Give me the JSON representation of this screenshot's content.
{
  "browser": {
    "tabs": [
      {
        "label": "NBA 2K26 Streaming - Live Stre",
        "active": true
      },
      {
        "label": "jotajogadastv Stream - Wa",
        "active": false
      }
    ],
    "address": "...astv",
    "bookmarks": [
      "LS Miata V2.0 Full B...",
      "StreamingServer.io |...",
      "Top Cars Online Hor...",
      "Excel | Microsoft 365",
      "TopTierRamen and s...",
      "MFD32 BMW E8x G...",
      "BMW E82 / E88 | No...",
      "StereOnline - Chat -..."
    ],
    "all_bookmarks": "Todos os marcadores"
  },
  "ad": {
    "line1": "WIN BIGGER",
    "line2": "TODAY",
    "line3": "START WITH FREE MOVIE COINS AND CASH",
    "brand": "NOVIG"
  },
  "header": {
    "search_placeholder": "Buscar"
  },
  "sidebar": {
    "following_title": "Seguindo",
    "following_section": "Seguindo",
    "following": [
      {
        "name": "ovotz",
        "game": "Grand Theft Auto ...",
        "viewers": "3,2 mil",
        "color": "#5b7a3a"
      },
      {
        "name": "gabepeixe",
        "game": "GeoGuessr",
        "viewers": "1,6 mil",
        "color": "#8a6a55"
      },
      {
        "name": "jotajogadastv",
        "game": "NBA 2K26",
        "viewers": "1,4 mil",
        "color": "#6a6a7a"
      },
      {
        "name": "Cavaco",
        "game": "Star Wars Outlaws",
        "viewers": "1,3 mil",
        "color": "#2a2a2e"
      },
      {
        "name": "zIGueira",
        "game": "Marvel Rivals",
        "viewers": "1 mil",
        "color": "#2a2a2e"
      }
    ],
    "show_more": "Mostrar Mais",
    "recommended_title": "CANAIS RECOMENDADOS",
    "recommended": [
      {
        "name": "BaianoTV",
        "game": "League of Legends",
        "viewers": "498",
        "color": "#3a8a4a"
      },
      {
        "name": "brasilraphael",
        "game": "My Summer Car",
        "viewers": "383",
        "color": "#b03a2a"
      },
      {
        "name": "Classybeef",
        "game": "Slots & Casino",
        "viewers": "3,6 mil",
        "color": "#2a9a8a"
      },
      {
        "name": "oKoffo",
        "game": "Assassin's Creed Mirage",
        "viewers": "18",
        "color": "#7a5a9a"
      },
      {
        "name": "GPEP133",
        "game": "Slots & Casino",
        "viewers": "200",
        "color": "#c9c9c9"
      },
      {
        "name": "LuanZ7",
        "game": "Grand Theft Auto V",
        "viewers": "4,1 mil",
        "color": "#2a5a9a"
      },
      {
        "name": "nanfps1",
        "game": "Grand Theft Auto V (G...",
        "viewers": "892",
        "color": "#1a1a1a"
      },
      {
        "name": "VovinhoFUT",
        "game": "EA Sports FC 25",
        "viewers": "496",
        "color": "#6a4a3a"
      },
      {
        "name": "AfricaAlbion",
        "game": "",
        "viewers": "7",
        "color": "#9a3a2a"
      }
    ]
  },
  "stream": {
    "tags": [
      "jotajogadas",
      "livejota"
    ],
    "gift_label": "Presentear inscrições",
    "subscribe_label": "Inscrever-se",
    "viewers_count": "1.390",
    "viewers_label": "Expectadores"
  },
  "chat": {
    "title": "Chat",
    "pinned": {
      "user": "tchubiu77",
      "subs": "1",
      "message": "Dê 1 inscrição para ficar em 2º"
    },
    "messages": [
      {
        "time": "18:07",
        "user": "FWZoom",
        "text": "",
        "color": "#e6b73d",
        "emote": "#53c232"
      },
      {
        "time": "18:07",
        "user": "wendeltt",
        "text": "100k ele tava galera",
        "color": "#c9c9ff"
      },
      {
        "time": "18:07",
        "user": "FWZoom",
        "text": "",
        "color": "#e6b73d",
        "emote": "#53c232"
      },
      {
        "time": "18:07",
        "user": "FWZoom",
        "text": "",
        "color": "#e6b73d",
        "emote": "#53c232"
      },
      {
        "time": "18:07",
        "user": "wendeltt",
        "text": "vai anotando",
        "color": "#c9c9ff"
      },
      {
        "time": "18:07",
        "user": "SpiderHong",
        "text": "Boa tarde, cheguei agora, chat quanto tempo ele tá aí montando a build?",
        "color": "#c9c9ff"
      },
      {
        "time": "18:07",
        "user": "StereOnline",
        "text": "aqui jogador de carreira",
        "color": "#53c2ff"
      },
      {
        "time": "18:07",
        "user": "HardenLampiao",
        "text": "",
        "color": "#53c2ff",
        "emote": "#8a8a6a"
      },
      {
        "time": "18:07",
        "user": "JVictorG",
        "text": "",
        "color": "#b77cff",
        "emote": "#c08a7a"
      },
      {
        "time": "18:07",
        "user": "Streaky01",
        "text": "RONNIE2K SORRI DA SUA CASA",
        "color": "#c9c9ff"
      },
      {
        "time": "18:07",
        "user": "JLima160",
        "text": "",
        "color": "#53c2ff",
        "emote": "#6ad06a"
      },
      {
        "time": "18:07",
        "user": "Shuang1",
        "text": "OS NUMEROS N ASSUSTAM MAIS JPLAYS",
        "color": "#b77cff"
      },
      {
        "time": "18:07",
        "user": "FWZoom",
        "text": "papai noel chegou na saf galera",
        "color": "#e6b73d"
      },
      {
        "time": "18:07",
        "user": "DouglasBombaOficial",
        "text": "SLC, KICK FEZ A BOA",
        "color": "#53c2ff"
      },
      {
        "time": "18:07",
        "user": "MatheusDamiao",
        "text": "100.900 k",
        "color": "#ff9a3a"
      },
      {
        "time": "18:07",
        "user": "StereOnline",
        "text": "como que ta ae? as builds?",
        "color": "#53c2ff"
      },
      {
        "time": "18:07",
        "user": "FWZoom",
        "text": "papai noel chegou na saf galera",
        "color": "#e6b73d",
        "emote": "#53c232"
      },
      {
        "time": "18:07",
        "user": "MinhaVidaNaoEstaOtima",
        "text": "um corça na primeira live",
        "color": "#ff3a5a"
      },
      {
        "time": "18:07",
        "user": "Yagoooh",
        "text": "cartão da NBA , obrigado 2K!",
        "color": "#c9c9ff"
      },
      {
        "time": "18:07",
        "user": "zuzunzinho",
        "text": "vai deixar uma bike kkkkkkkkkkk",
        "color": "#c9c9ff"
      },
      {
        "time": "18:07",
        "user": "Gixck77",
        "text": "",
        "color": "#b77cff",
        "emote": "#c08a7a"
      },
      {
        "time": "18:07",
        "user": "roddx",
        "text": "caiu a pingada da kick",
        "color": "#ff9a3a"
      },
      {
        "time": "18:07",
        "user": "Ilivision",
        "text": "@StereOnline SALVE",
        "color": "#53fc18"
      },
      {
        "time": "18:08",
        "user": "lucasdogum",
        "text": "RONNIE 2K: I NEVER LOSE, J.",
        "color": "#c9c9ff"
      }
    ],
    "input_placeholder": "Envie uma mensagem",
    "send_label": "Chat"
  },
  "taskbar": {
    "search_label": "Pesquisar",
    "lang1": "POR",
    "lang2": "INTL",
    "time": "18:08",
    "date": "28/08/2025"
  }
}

- PROBLEM TO SOLVE -
Nothing in the listing may be changed; retype it all exactly.

- SOLVED EXERCISE -
Give me the JSON representation of this screenshot's content.
{
  "browser": {
    "tabs": [
      {
        "label": "NBA 2K26 Streaming - Live Stre",
        "active": true
      },
      {
        "label": "jotajogadastv Stream - Wa",
        "active": false
      }
    ],
    "address": "...astv",
    "bookmarks": [
      "LS Miata V2.0 Full B...",
      "StreamingServer.io |...",
      "Top Cars Online Hor...",
      "Excel | Microsoft 365",
      "TopTierRamen and s...",
      "MFD32 BMW E8x G...",
      "BMW E82 / E88 | No...",
      "StereOnline - Chat -..."
    ],
    "all_bookmarks": "Todos os marcadores"
  },
  "ad": {
    "line1": "WIN BIGGER",
    "line2": "TODAY",
    "line3": "START WITH FREE MOVIE COINS AND CASH",
    "brand": "NOVIG"
  },
  "header": {
    "search_placeholder": "Buscar"
  },
  "sidebar": {
    "following_title": "Seguindo",
    "following_section": "Seguindo",
    "following": [
      {
        "name": "ovotz",
        "game": "Grand Theft Auto ...",
        "viewers": "3,2 mil",
        "color": "#5b7a3a"
      },
      {
        "name": "gabepeixe",
        "game": "GeoGuessr",
        "viewers": "1,6 mil",
        "color": "#8a6a55"
      },
      {
        "name": "jotajogadastv",
        "game": "NBA 2K26",
        "viewers": "1,4 mil",
        "color": "#6a6a7a"
      },
      {
        "name": "Cavaco",
        "game": "Star Wars Outlaws",
        "viewers": "1,3 mil",
        "color": "#2a2a2e"
      },
      {
        "name": "zIGueira",
        "game": "Marvel Rivals",
        "viewers": "1 mil",
        "color": "#2a2a2e"
      }
    ],
    "show_more": "Mostrar Mais",
    "recommended_title": "CANAIS RECOMENDADOS",
    "recommended": [
      {
        "name": "BaianoTV",
        "game": "League of Legends",
        "viewers": "498",
        "color": "#3a8a4a"
      },
      {
        "name": "brasilraphael",
        "game": "My Summer Car",
        "viewers": "383",
        "color": "#b03a2a"
      },
      {
        "name": "Classybeef",
        "game": "Slots & Casino",
        "viewers": "3,6 mil",
        "color": "#2a9a8a"
      },
      {
        "name": "oKoffo",
        "game": "Assassin's Creed Mirage",
        "viewers": "18",
        "color": "#7a5a9a"
      },
      {
        "name": "GPEP133",
        "game": "Slots & Casino",
        "viewers": "200",
        "color": "#c9c9c9"
      },
      {
        "name": "LuanZ7",
        "game": "Grand Theft Auto V",
        "viewers": "4,1 mil",
        "color": "#2a5a9a"
      },
      {
        "name": "nanfps1",
        "game": "Grand Theft Auto V (G...",
        "viewers": "892",
        "color": "#1a1a1a"
      },
      {
        "name": "VovinhoFUT",
        "game": "EA Sports FC 25",
        "viewers": "496",
        "color": "#6a4a3a"
      },
      {
        "name": "AfricaAlbion",
        "game": "",
        "viewers": "7",
        "color": "#9a3a2a"
      }
    ]
  },
  "stream": {
    "tags": [
      "jotajogadas",
      "livejota"
    ],
    "gift_label": "Presentear inscrições",
    "subscribe_label": "Inscrever-se",
    "viewers_count": "1.390",
    "viewers_label": "Expectadores"
  },
  "chat": {
    "title": "Chat",
    "pinned": {
      "user": "tchubiu77",
      "subs": "1",
      "message": "Dê 1 inscrição para ficar em 2º"
    },
    "messages": [
      {
        "time": "18:07",
        "user": "FWZoom",
        "text": "",
        "color": "#e6b73d",
        "emote": "#53c232"
      },
      {
        "time": "18:07",
        "user": "wendeltt",
        "text": "100k ele tava galera",
        "color": "#c9c9ff"
      },
      {
        "time": "18:07",
        "user": "FWZoom",
        "text": "",
        "color": "#e6b73d",
        "emote": "#53c232"
      },
      {
        "time": "18:07",
        "user": "FWZoom",
        "text": "",
        "color": "#e6b73d",
        "emote": "#53c232"
      },
      {
        "time": "18:07",
        "user": "wendeltt",
        "text": "vai anotando",
        "color": "#c9c9ff"
      },
      {
        "time": "18:07",
        "user": "SpiderHong",
        "text": "Boa tarde, cheguei agora, chat quanto tempo ele tá aí montando a build?",
        "color": "#c9c9ff"
      },
      {
        "time": "18:07",
        "user": "StereOnline",
        "text": "aqui jogador de carreira",
        "color": "#53c2ff"
      },
      {
        "time": "18:07",
        "user": "HardenLampiao",
        "text": "",
        "color": "#53c2ff",
        "emote": "#8a8a6a"
      },
      {
        "time": "18:07",
        "user": "JVictorG",
        "text": "",
        "color": "#b77cff",
        "emote": "#c08a7a"
      },
      {
        "time": "18:07",
        "user": "Streaky01",
        "text": "RONNIE2K SORRI DA SUA CASA",
        "color": "#c9c9ff"
      },
      {
        "time": "18:07",
        "user": "JLima160",
        "text": "",
        "color": "#53c2ff",
        "emote": "#6ad06a"
      },
      {
        "time": "18:07",
        "user": "Shuang1",
        "text": "OS NUMEROS N ASSUSTAM MAIS JPLAYS",
        "color": "#b77cff"
      },
      {
        "time": "18:07",
        "user": "FWZoom",
        "text": "papai noel chegou na saf galera",
        "color": "#e6b73d"
      },
      {
        "time": "18:07",
        "user": "DouglasBombaOficial",
        "text": "SLC, KICK FEZ A BOA",
        "color": "#53c2ff"
      },
      {
        "time": "18:07",
        "user": "MatheusDamiao",
        "text": "100.900 k",
        "color": "#ff9a3a"
      },
      {
        "time": "18:07",
        "user": "StereOnline",
        "text": "como que ta ae? as builds?",
        "color": "#53c2ff"
      },
      {
        "time": "18:07",
        "user": "FWZoom",
        "text": "papai noel chegou na saf galera",
        "color": "#e6b73d",
        "emote": "#53c232"
      },
      {
        "time": "18:07",
        "user": "MinhaVidaNaoEstaOtima",
        "text": "um corça na primeira live",
        "color": "#ff3a5a"
      },
      {
        "time": "18:07",
        "user": "Yagoooh",
        "text": "cartão da NBA , obrigado 2K!",
        "color": "#c9c9ff"
      },
      {
        "time": "18:07",
        "user": "zuzunzinho",
        "text": "vai deixar uma bike kkkkkkkkkkk",
        "color": "#c9c9ff"
      },
      {
        "time": "18:07",
        "user": "Gixck77",
        "text": "",
        "color": "#b77cff",
        "emote": "#c08a7a"
      },
      {
        "time": "18:07",
        "user": "roddx",
        "text": "caiu a pingada da kick",
        "color": "#ff9a3a"
      },
      {
        "time": "18:07",
        "user": "Ilivision",
        "text": "@StereOnline SALVE",
        "color": "#53fc18"
      },
      {
        "time": "18:08",
        "user": "lucasdogum",
        "text": "RONNIE 2K: I NEVER LOSE, J.",
        "color": "#c9c9ff"
      }
    ],
    "input_placeholder": "Envie uma mensagem",
    "send_label": "Chat"
  },
  "taskbar": {
    "search_label": "Pesquisar",
    "lang1": "POR",
    "lang2": "INTL",
    "time": "18:08",
    "date": "28/08/2025"
  }
}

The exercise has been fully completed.